(Data entries)
※

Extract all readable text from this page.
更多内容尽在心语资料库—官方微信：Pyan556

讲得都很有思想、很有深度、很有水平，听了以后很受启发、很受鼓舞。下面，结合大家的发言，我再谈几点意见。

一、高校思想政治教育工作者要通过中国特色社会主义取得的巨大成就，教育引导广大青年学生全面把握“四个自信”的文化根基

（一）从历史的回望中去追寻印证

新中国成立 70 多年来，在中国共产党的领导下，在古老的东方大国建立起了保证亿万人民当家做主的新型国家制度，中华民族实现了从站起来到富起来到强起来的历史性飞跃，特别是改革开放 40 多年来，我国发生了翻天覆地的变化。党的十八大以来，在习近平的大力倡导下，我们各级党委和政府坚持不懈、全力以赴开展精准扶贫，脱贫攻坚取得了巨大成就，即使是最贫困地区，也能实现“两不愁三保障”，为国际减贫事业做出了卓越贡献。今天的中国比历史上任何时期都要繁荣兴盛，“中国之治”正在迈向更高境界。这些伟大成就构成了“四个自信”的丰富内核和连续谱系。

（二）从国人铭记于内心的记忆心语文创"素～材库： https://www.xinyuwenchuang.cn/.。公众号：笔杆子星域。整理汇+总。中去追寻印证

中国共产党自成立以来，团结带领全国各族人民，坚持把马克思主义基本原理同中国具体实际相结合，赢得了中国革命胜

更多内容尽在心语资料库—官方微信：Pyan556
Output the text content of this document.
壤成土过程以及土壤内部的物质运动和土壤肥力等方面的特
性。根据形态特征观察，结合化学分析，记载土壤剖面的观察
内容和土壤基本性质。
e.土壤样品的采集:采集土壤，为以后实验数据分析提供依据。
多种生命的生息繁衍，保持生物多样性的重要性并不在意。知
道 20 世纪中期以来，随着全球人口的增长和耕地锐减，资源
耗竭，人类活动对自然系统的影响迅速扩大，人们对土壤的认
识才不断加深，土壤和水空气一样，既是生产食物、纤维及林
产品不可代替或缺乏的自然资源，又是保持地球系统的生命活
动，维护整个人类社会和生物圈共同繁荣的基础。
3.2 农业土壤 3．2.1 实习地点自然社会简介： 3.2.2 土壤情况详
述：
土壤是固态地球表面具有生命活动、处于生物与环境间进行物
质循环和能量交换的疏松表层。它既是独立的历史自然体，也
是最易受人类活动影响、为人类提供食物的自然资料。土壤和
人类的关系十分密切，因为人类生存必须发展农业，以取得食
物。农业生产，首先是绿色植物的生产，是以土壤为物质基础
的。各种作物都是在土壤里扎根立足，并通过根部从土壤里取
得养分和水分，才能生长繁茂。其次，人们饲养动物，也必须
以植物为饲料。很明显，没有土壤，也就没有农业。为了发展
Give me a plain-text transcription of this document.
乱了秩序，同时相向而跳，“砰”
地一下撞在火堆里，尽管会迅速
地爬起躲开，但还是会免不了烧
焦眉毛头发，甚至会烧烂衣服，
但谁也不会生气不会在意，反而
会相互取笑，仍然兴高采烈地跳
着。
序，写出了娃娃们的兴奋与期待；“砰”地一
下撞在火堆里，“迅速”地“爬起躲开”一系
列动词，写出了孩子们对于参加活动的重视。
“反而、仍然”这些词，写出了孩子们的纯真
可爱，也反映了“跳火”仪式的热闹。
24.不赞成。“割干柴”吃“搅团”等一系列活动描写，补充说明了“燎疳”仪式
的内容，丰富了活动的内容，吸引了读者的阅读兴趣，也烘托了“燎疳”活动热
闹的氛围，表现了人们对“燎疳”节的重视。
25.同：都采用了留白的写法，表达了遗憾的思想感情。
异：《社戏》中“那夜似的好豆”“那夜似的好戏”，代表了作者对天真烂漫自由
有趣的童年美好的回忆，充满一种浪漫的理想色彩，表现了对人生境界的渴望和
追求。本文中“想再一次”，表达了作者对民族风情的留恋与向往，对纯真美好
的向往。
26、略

※

WORK REQUIRED: Would you reproduce the material above in full, exactly as given?

RESPONSE FOR THIS EXERCISE:
Extract all readable text from this page.
更多内容尽在心语资料库—官方微信：Pyan556

讲得都很有思想、很有深度、很有水平，听了以后很受启发、很受鼓舞。下面，结合大家的发言，我再谈几点意见。

一、高校思想政治教育工作者要通过中国特色社会主义取得的巨大成就，教育引导广大青年学生全面把握“四个自信”的文化根基

（一）从历史的回望中去追寻印证

新中国成立 70 多年来，在中国共产党的领导下，在古老的东方大国建立起了保证亿万人民当家做主的新型国家制度，中华民族实现了从站起来到富起来到强起来的历史性飞跃，特别是改革开放 40 多年来，我国发生了翻天覆地的变化。党的十八大以来，在习近平的大力倡导下，我们各级党委和政府坚持不懈、全力以赴开展精准扶贫，脱贫攻坚取得了巨大成就，即使是最贫困地区，也能实现“两不愁三保障”，为国际减贫事业做出了卓越贡献。今天的中国比历史上任何时期都要繁荣兴盛，“中国之治”正在迈向更高境界。这些伟大成就构成了“四个自信”的丰富内核和连续谱系。

（二）从国人铭记于内心的记忆心语文创"素～材库： https://www.xinyuwenchuang.cn/.。公众号：笔杆子星域。整理汇+总。中去追寻印证

中国共产党自成立以来，团结带领全国各族人民，坚持把马克思主义基本原理同中国具体实际相结合，赢得了中国革命胜

更多内容尽在心语资料库—官方微信：Pyan556
Output the text content of this document.
壤成土过程以及土壤内部的物质运动和土壤肥力等方面的特
性。根据形态特征观察，结合化学分析，记载土壤剖面的观察
内容和土壤基本性质。
e.土壤样品的采集:采集土壤，为以后实验数据分析提供依据。
多种生命的生息繁衍，保持生物多样性的重要性并不在意。知
道 20 世纪中期以来，随着全球人口的增长和耕地锐减，资源
耗竭，人类活动对自然系统的影响迅速扩大，人们对土壤的认
识才不断加深，土壤和水空气一样，既是生产食物、纤维及林
产品不可代替或缺乏的自然资源，又是保持地球系统的生命活
动，维护整个人类社会和生物圈共同繁荣的基础。
3.2 农业土壤 3．2.1 实习地点自然社会简介： 3.2.2 土壤情况详
述：
土壤是固态地球表面具有生命活动、处于生物与环境间进行物
质循环和能量交换的疏松表层。它既是独立的历史自然体，也
是最易受人类活动影响、为人类提供食物的自然资料。土壤和
人类的关系十分密切，因为人类生存必须发展农业，以取得食
物。农业生产，首先是绿色植物的生产，是以土壤为物质基础
的。各种作物都是在土壤里扎根立足，并通过根部从土壤里取
得养分和水分，才能生长繁茂。其次，人们饲养动物，也必须
以植物为饲料。很明显，没有土壤，也就没有农业。为了发展
Give me a plain-text transcription of this document.
乱了秩序，同时相向而跳，“砰”
地一下撞在火堆里，尽管会迅速
地爬起躲开，但还是会免不了烧
焦眉毛头发，甚至会烧烂衣服，
但谁也不会生气不会在意，反而
会相互取笑，仍然兴高采烈地跳
着。
序，写出了娃娃们的兴奋与期待；“砰”地一
下撞在火堆里，“迅速”地“爬起躲开”一系
列动词，写出了孩子们对于参加活动的重视。
“反而、仍然”这些词，写出了孩子们的纯真
可爱，也反映了“跳火”仪式的热闹。
24.不赞成。“割干柴”吃“搅团”等一系列活动描写，补充说明了“燎疳”仪式
的内容，丰富了活动的内容，吸引了读者的阅读兴趣，也烘托了“燎疳”活动热
闹的氛围，表现了人们对“燎疳”节的重视。
25.同：都采用了留白的写法，表达了遗憾的思想感情。
异：《社戏》中“那夜似的好豆”“那夜似的好戏”，代表了作者对天真烂漫自由
有趣的童年美好的回忆，充满一种浪漫的理想色彩，表现了对人生境界的渴望和
追求。本文中“想再一次”，表达了作者对民族风情的留恋与向往，对纯真美好
的向往。
26、略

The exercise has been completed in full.